- [To be done]:
1. According to the article on Emeco's Navy chair, in what year was the 1006 Navy chair created?
2. Reproduce the part of the Emeco chair article starting with "As World War" and going on through "at the beach.", changing "secondhand" to "used" wherever it occurs.
3. Write the next few sentences of the article about Emeco's Navy chair, picking up right after its final sentence.

- [Page extract]:
•••

Wartime scrap aluminum leads to Emeco’s invincible chair

by David F Salter

Never has satisfaction been achieved on so many levels from the simple act of sitting down.

Rarely has one product created such a successful enterprise. Enter the 1006 Navy chair, created in 1944 by Emeco Industries Inc., a specialty chair manufacturing company in Hanover. At a time when scrap aluminum was available and plentiful, a resourceful man by the name of Wilton Carlyle Dinges established the Electrical Machine and Equipment Co. (Emeco). Dinges employed local steel workers and figured out a way to manufacture a chair that could withstand almost anything. His 77—step process made the recycled aluminum resistant and strong.

The United States Navy thought so much of the chair that it gave Emeco a government contract, and the company grew from that point. The chair survived salt water and salt air, and it was found to be nearly indestructible.

As World War II wound down and ships came in, the chair found its way into secondhand stores, because it was incredibly sturdy. But while the chair withstood war and the Navy, business was not as sturdy.

Jump to 1998, when Gregg Buchbinder, a young man with an entrepreneurial spirit, an eye for engineering and architecture, and a love of the environment catapulted the company to a new era. Buchbinder grew up with an engineer for a dad and an interior designer for a mom, both of whom had some experience with secondhand furniture. He also spent a lot of time at the beach.

•••

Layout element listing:

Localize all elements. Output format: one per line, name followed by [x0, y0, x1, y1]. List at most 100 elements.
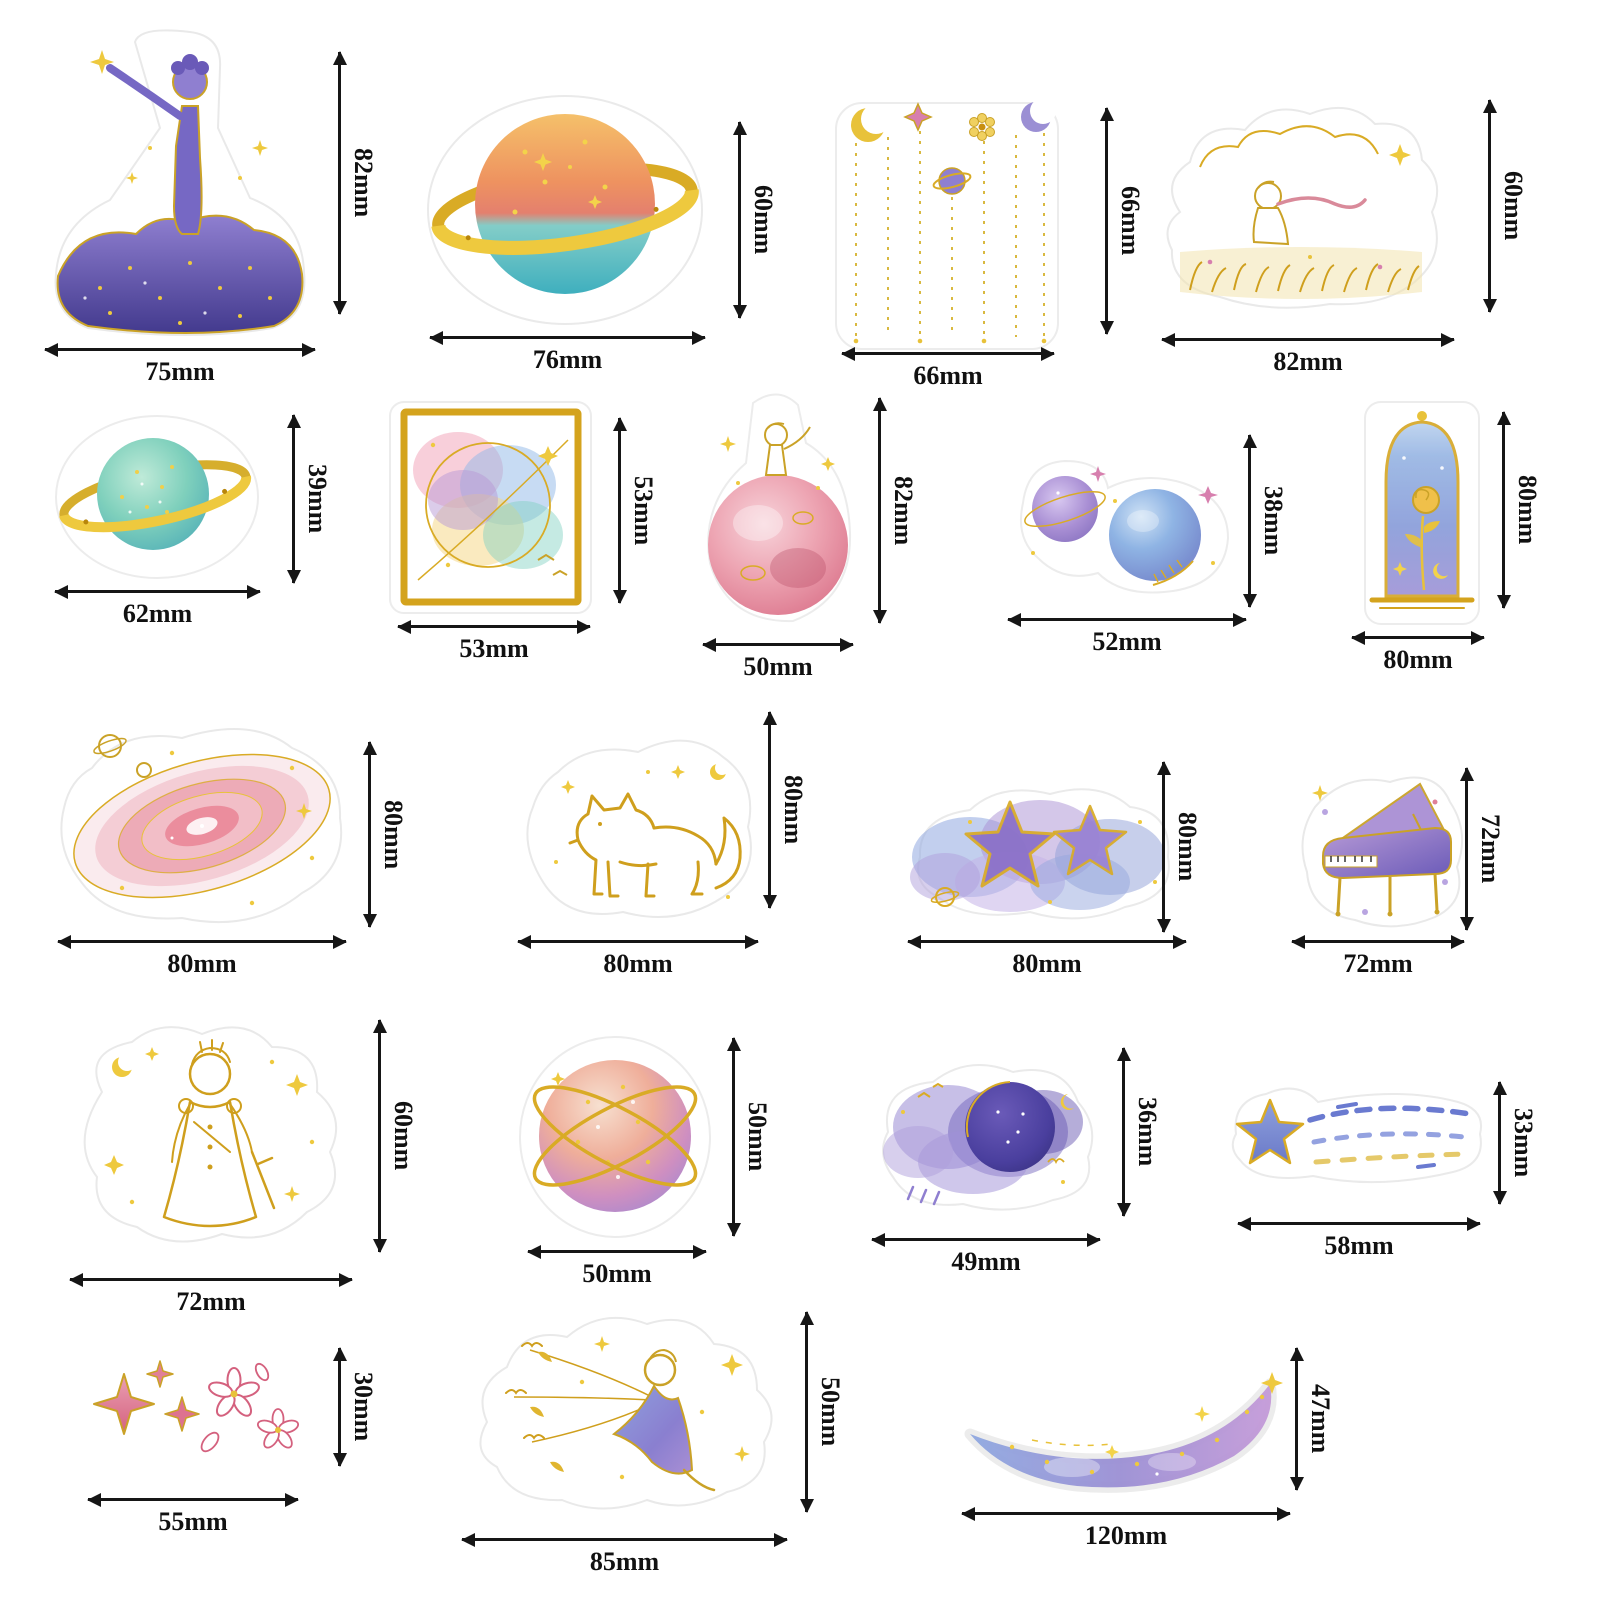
- dim-width-5: 62mm: [55, 590, 260, 629]
- dim-height-20: 47mm: [1295, 1348, 1335, 1490]
- sticker-gold-fox-outline: [508, 712, 763, 942]
- dim-width-19: 85mm: [462, 1538, 787, 1577]
- dim-height-6: 53mm: [618, 418, 658, 603]
- dim-width-7: 50mm: [703, 643, 853, 682]
- dim-height-9: 80mm: [1502, 412, 1542, 608]
- double-ring-planet-art: [519, 1036, 711, 1238]
- dim-height-14: 60mm: [378, 1020, 418, 1252]
- dim-width-16: 49mm: [872, 1238, 1100, 1277]
- height-label: 50mm: [816, 1377, 845, 1447]
- sticker-gold-frame-watercolor: [388, 400, 593, 620]
- height-label: 80mm: [1173, 812, 1202, 882]
- dim-width-20: 120mm: [962, 1512, 1290, 1551]
- height-label: 53mm: [629, 475, 658, 546]
- width-label: 58mm: [1324, 1231, 1394, 1260]
- height-label: 82mm: [889, 475, 918, 546]
- sticker-comet-swoosh: [952, 1342, 1292, 1507]
- width-label: 72mm: [1343, 949, 1413, 978]
- height-label: 72mm: [1476, 814, 1505, 884]
- width-label: 52mm: [1092, 627, 1162, 656]
- height-label: 80mm: [379, 799, 408, 870]
- width-arrow: [88, 1498, 298, 1501]
- dim-height-13: 72mm: [1465, 768, 1505, 930]
- height-label: 47mm: [1306, 1384, 1335, 1454]
- width-arrow: [430, 336, 705, 339]
- grand-piano-art: [1301, 776, 1464, 928]
- gold-fox-art: [526, 739, 752, 918]
- width-arrow: [1008, 618, 1246, 621]
- height-label: 60mm: [749, 185, 778, 255]
- height-arrow: [878, 398, 881, 623]
- dim-height-16: 36mm: [1122, 1048, 1162, 1216]
- width-label: 80mm: [1383, 645, 1453, 674]
- height-arrow: [292, 415, 295, 583]
- width-label: 53mm: [459, 634, 529, 663]
- sticker-prince-on-pink-planet: [698, 383, 858, 638]
- width-arrow: [842, 352, 1054, 355]
- height-label: 60mm: [389, 1101, 418, 1171]
- dim-height-19: 50mm: [805, 1312, 845, 1512]
- height-arrow: [1162, 762, 1165, 932]
- dim-height-7: 82mm: [878, 398, 918, 623]
- dim-height-5: 39mm: [292, 415, 332, 583]
- dim-height-1: 82mm: [338, 52, 378, 314]
- height-label: 80mm: [1513, 475, 1542, 545]
- dim-width-2: 76mm: [430, 336, 705, 375]
- width-arrow: [518, 940, 758, 943]
- dim-width-4: 82mm: [1162, 338, 1454, 377]
- height-arrow: [732, 1038, 735, 1236]
- nebula-planet-art: [882, 1063, 1094, 1211]
- width-label: 50mm: [743, 652, 813, 681]
- star-cloud-art: [910, 788, 1170, 920]
- dim-height-8: 38mm: [1248, 435, 1288, 607]
- comet-swoosh-art: [964, 1372, 1283, 1493]
- ringed-planet-art: [427, 95, 703, 325]
- sticker-flying-prince-with-birds: [452, 1302, 792, 1527]
- sparkles-petals-art: [93, 1360, 300, 1453]
- dim-height-15: 50mm: [732, 1038, 772, 1236]
- dim-width-14: 72mm: [70, 1278, 352, 1317]
- height-arrow: [738, 122, 741, 318]
- dim-width-17: 58mm: [1238, 1222, 1480, 1261]
- width-arrow: [55, 590, 260, 593]
- height-arrow: [1295, 1348, 1298, 1490]
- sticker-pink-sparkles-and-petals: [82, 1342, 307, 1482]
- dim-height-18: 30mm: [338, 1348, 378, 1466]
- gold-frame-art: [389, 401, 592, 614]
- dim-height-3: 66mm: [1105, 108, 1145, 334]
- dim-height-2: 60mm: [738, 122, 778, 318]
- dim-width-18: 55mm: [88, 1498, 298, 1537]
- height-arrow: [368, 742, 371, 927]
- little-prince-standing-art: [54, 29, 306, 336]
- dim-width-8: 52mm: [1008, 618, 1246, 657]
- sticker-ringed-watercolor-planet: [425, 92, 705, 337]
- width-label: 85mm: [589, 1547, 660, 1576]
- width-label: 75mm: [145, 357, 215, 386]
- dim-height-10: 80mm: [368, 742, 408, 927]
- sticker-rose-in-glass-dome: [1362, 398, 1482, 633]
- width-arrow: [908, 940, 1186, 943]
- sticker-purple-nebula-planet: [858, 1042, 1103, 1237]
- height-label: 38mm: [1259, 486, 1288, 556]
- width-arrow: [1352, 636, 1484, 639]
- height-arrow: [1122, 1048, 1125, 1216]
- height-arrow: [1105, 108, 1108, 334]
- dim-width-13: 72mm: [1292, 940, 1464, 979]
- height-label: 80mm: [779, 775, 808, 845]
- width-label: 62mm: [122, 599, 193, 628]
- width-label: 66mm: [913, 361, 983, 390]
- width-arrow: [1292, 940, 1464, 943]
- width-arrow: [70, 1278, 352, 1281]
- width-label: 82mm: [1273, 347, 1343, 376]
- sticker-shooting-star-trail: [1218, 1072, 1488, 1217]
- height-label: 50mm: [743, 1102, 772, 1172]
- width-label: 55mm: [158, 1507, 228, 1536]
- dim-width-9: 80mm: [1352, 636, 1484, 675]
- height-arrow: [1465, 768, 1468, 930]
- width-arrow: [703, 643, 853, 646]
- sticker-pink-spiral-galaxy: [52, 708, 347, 943]
- height-arrow: [1502, 412, 1505, 608]
- sticker-double-ring-planet: [518, 1032, 713, 1247]
- height-label: 66mm: [1116, 186, 1145, 256]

•••

- [Answer set]:
1. 1944

2.
As World War II wound down and ships came in, the chair found its way into used stores, because it was incredibly sturdy. But while the chair withstood war and the Navy, business was not as sturdy.

Jump to 1998, when Gregg Buchbinder, a young man with an entrepreneurial spirit, an eye for engineering and architecture, and a love of the environment catapulted the company to a new era. Buchbinder grew up with an engineer for a dad and an interior designer for a mom, both of whom had some experience with used furniture. He also spent a lot of time at the beach.

3.
“I used to surf, and I cared deeply about the environment,” the owner and CEO said. “When I saw Emeco, it really resonated with me. It spoke so well to me. The 1006 Navy chair was the most robust produced product you could conceive of. From an environmental standpoint, it was made 80 percent from recycled materials, and it was tested to last 150 years. All those things were contained in one chair.

“Once I got to the factory and saw the craftsmanship and saw the process, a wonderful process, it was too important a company to go away.” The challenge For Buchbinder was how to make the company profitable again. He knew he had to reach new markets and he had to develop new products.

Buchbinder took the 1006 Navy chair to New York City, and he began to visit furniture stores and vintage stores. While those in the business knew of the chair, they didn’t want a new Navy chair, and that reinforced Buchbinder’s notions.

Call it serendipity, good fortune, or whatever you will, but that trip was the turning point for him and the business. While in New York, there was a furniture trade show that was too expensive for Buchbinder to attend. But he was able to wrangle a free pass so he could walk the show. He was staying at the Paramount Hotel, where a designer had taken the Navy 1006 chair and had made some modifications to it, and it was being used in the hotel.

“Philippe Starck had taken the Navy chair and put a Slipcover over it and an ‘axe handle’ in the back, and that’s the chair that was in the hotel,” Buchbinder explained. “I’m walking the trade show, and who is coming down the aisle toward me but Starck. I said to him, ‘I like what you did with the Navy chair at the Paramount Hotel.’ He asked me how I knew of it, and I told him that I owned the company. He said he thought it would be a bunch of old Navy men.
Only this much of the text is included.